_Problem to solve_
Without the pictures, write out all the lines below exactly as they appear.

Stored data

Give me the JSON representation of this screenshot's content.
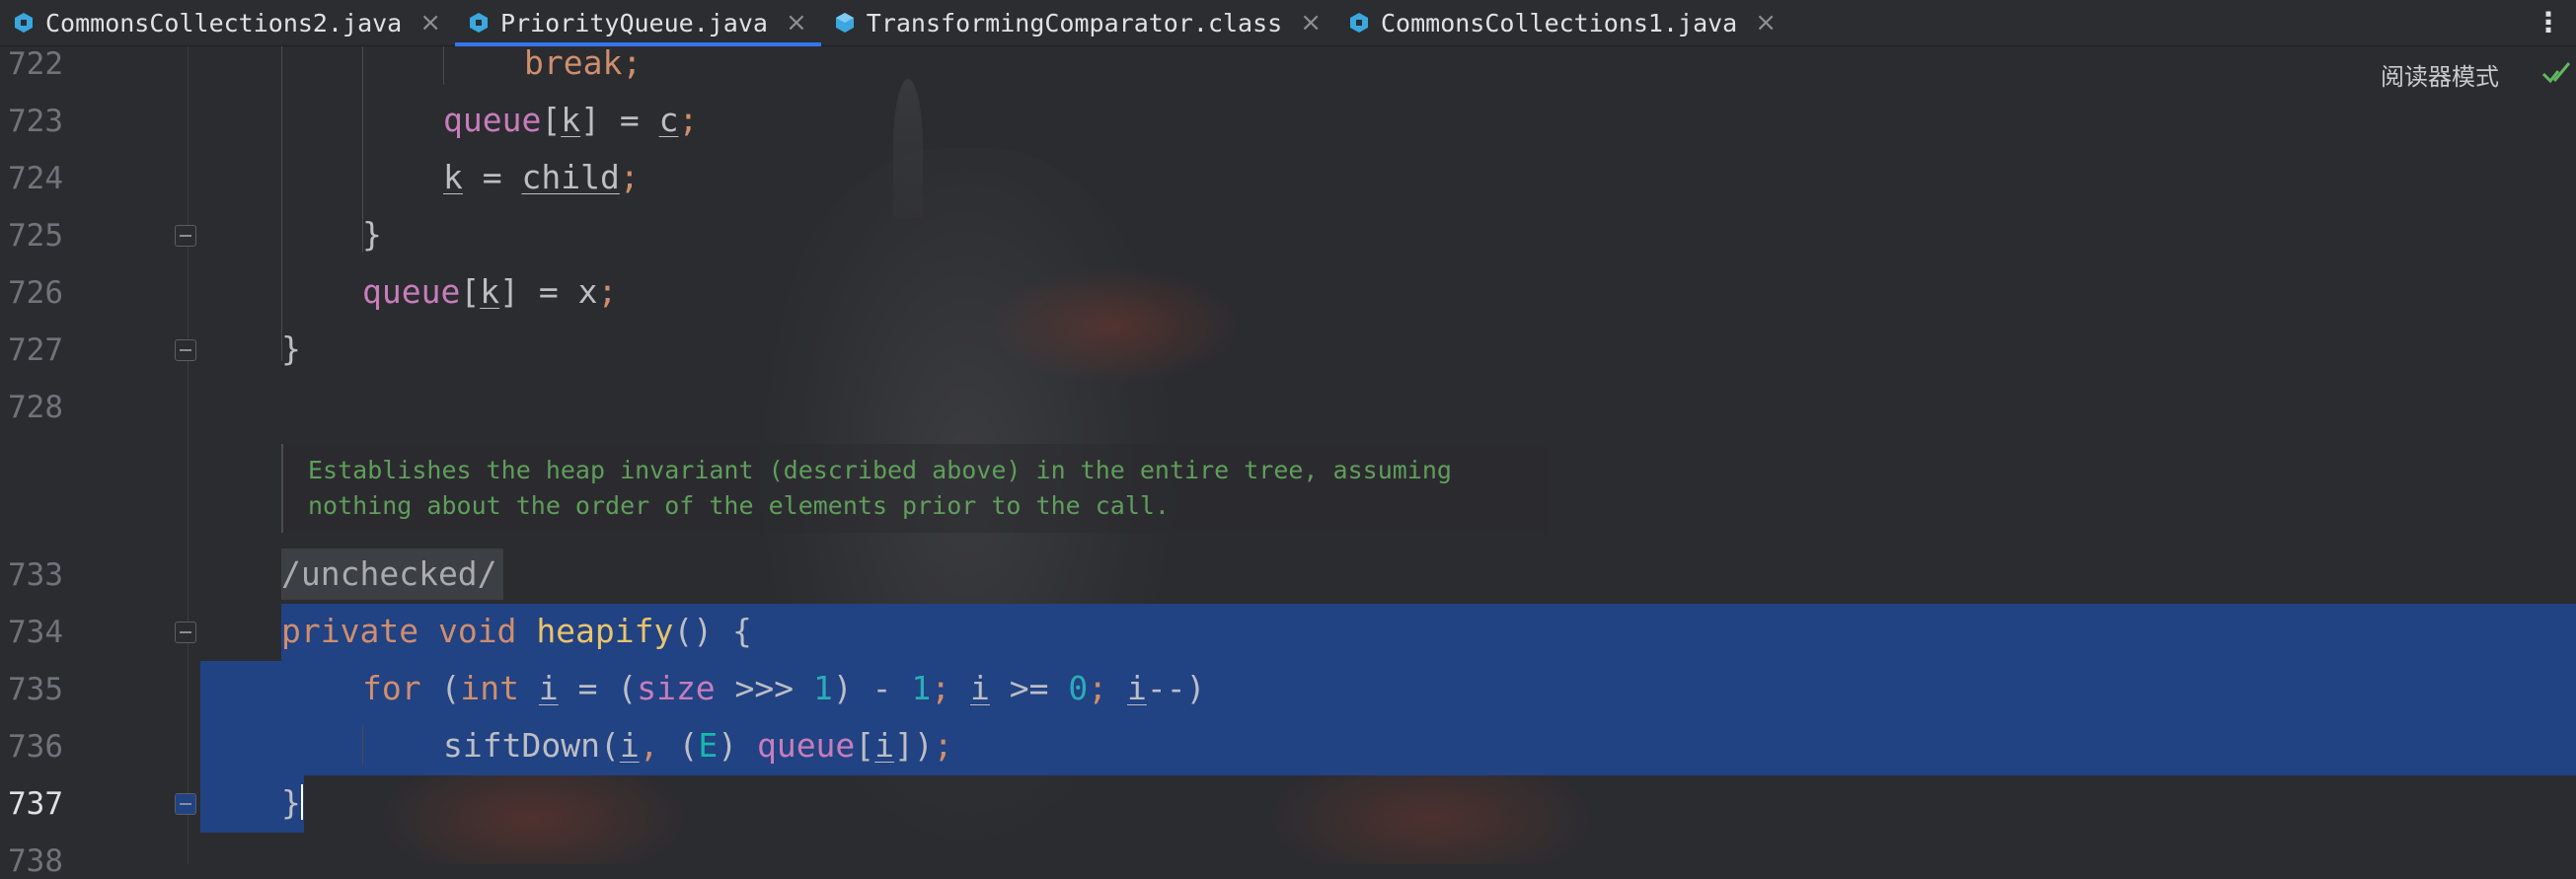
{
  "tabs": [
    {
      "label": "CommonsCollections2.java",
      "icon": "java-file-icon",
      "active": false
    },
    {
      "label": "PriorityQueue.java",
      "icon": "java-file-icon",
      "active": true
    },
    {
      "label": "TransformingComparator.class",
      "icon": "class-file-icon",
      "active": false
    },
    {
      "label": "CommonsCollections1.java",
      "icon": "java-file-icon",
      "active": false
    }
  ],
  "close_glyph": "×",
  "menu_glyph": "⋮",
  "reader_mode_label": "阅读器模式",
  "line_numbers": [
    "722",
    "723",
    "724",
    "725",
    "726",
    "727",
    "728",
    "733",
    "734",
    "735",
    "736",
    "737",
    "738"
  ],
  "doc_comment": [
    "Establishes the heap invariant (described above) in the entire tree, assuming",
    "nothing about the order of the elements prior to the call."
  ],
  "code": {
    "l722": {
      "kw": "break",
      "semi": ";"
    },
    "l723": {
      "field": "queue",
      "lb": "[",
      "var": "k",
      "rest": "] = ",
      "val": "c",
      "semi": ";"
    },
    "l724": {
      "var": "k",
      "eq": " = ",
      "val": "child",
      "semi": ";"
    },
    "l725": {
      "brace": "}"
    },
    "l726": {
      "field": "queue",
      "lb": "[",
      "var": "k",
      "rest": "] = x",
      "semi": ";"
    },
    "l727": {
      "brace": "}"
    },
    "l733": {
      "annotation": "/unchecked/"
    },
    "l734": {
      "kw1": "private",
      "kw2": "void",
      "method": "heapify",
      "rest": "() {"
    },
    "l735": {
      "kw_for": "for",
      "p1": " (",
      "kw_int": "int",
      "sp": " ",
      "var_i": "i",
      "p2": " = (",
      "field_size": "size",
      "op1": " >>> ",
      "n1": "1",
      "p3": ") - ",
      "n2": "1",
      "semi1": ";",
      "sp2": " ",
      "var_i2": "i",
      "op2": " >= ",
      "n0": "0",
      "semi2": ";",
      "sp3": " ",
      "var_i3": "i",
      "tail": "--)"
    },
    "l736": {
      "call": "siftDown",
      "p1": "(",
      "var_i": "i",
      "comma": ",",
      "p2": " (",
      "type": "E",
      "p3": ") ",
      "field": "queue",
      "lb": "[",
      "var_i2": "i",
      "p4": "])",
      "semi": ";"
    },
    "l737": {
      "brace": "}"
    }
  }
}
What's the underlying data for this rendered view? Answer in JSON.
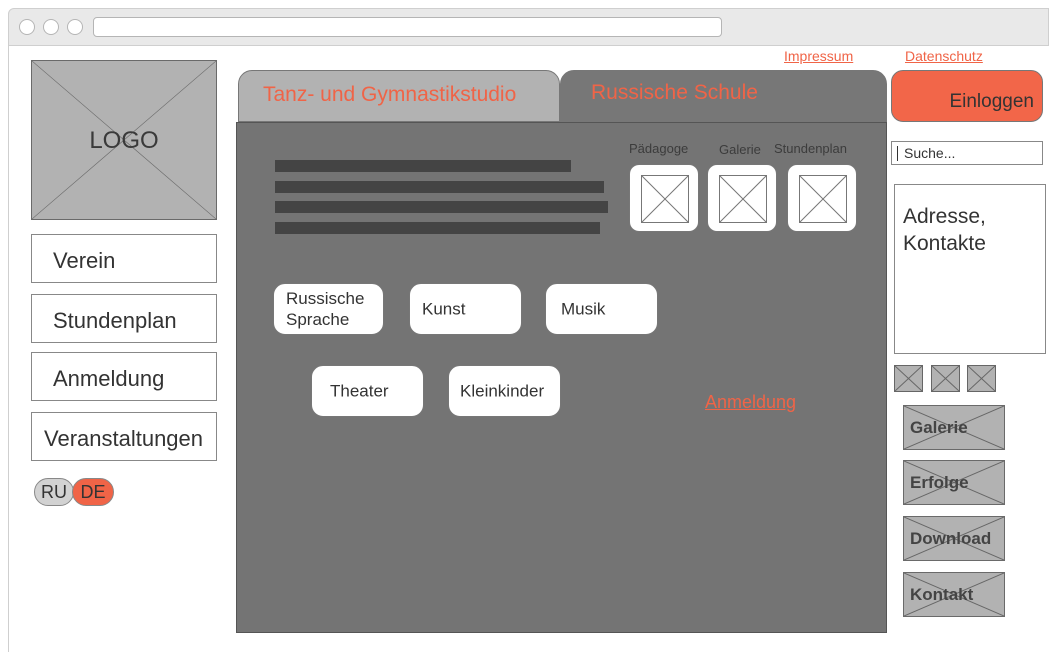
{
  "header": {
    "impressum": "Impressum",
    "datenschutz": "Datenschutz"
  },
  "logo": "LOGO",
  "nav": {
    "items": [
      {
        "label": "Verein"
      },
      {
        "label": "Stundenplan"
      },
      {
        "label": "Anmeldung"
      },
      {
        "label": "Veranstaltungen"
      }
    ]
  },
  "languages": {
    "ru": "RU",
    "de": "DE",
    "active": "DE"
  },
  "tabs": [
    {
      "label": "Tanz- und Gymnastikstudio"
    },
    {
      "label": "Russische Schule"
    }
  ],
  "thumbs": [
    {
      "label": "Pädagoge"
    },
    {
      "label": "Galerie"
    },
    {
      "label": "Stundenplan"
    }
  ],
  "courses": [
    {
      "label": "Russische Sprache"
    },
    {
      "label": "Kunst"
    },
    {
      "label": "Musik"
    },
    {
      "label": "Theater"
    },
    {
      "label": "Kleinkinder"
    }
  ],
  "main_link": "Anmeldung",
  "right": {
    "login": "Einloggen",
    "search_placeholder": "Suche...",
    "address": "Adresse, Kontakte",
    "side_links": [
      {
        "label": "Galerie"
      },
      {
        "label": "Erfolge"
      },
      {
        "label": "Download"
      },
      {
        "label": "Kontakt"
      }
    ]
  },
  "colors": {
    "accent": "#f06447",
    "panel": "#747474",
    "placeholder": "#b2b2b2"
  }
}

_Solution to this exercise_
Give me the JSON representation of this screenshot's content.
{
  "tabs": [
    {
      "label": "CommonsCollections2.java",
      "icon": "java-file-icon",
      "active": false
    },
    {
      "label": "PriorityQueue.java",
      "icon": "java-file-icon",
      "active": true
    },
    {
      "label": "TransformingComparator.class",
      "icon": "class-file-icon",
      "active": false
    },
    {
      "label": "CommonsCollections1.java",
      "icon": "java-file-icon",
      "active": false
    }
  ],
  "close_glyph": "×",
  "menu_glyph": "⋮",
  "reader_mode_label": "阅读器模式",
  "line_numbers": [
    "722",
    "723",
    "724",
    "725",
    "726",
    "727",
    "728",
    "733",
    "734",
    "735",
    "736",
    "737",
    "738"
  ],
  "doc_comment": [
    "Establishes the heap invariant (described above) in the entire tree, assuming",
    "nothing about the order of the elements prior to the call."
  ],
  "code": {
    "l722": {
      "kw": "break",
      "semi": ";"
    },
    "l723": {
      "field": "queue",
      "lb": "[",
      "var": "k",
      "rest": "] = ",
      "val": "c",
      "semi": ";"
    },
    "l724": {
      "var": "k",
      "eq": " = ",
      "val": "child",
      "semi": ";"
    },
    "l725": {
      "brace": "}"
    },
    "l726": {
      "field": "queue",
      "lb": "[",
      "var": "k",
      "rest": "] = x",
      "semi": ";"
    },
    "l727": {
      "brace": "}"
    },
    "l733": {
      "annotation": "/unchecked/"
    },
    "l734": {
      "kw1": "private",
      "kw2": "void",
      "method": "heapify",
      "rest": "() {"
    },
    "l735": {
      "kw_for": "for",
      "p1": " (",
      "kw_int": "int",
      "sp": " ",
      "var_i": "i",
      "p2": " = (",
      "field_size": "size",
      "op1": " >>> ",
      "n1": "1",
      "p3": ") - ",
      "n2": "1",
      "semi1": ";",
      "sp2": " ",
      "var_i2": "i",
      "op2": " >= ",
      "n0": "0",
      "semi2": ";",
      "sp3": " ",
      "var_i3": "i",
      "tail": "--)"
    },
    "l736": {
      "call": "siftDown",
      "p1": "(",
      "var_i": "i",
      "comma": ",",
      "p2": " (",
      "type": "E",
      "p3": ") ",
      "field": "queue",
      "lb": "[",
      "var_i2": "i",
      "p4": "])",
      "semi": ";"
    },
    "l737": {
      "brace": "}"
    }
  }
}
What's the underlying data for this rendered view? Answer in JSON.
{
  "header": {
    "impressum": "Impressum",
    "datenschutz": "Datenschutz"
  },
  "logo": "LOGO",
  "nav": {
    "items": [
      {
        "label": "Verein"
      },
      {
        "label": "Stundenplan"
      },
      {
        "label": "Anmeldung"
      },
      {
        "label": "Veranstaltungen"
      }
    ]
  },
  "languages": {
    "ru": "RU",
    "de": "DE",
    "active": "DE"
  },
  "tabs": [
    {
      "label": "Tanz- und Gymnastikstudio"
    },
    {
      "label": "Russische Schule"
    }
  ],
  "thumbs": [
    {
      "label": "Pädagoge"
    },
    {
      "label": "Galerie"
    },
    {
      "label": "Stundenplan"
    }
  ],
  "courses": [
    {
      "label": "Russische Sprache"
    },
    {
      "label": "Kunst"
    },
    {
      "label": "Musik"
    },
    {
      "label": "Theater"
    },
    {
      "label": "Kleinkinder"
    }
  ],
  "main_link": "Anmeldung",
  "right": {
    "login": "Einloggen",
    "search_placeholder": "Suche...",
    "address": "Adresse, Kontakte",
    "side_links": [
      {
        "label": "Galerie"
      },
      {
        "label": "Erfolge"
      },
      {
        "label": "Download"
      },
      {
        "label": "Kontakt"
      }
    ]
  },
  "colors": {
    "accent": "#f06447",
    "panel": "#747474",
    "placeholder": "#b2b2b2"
  }
}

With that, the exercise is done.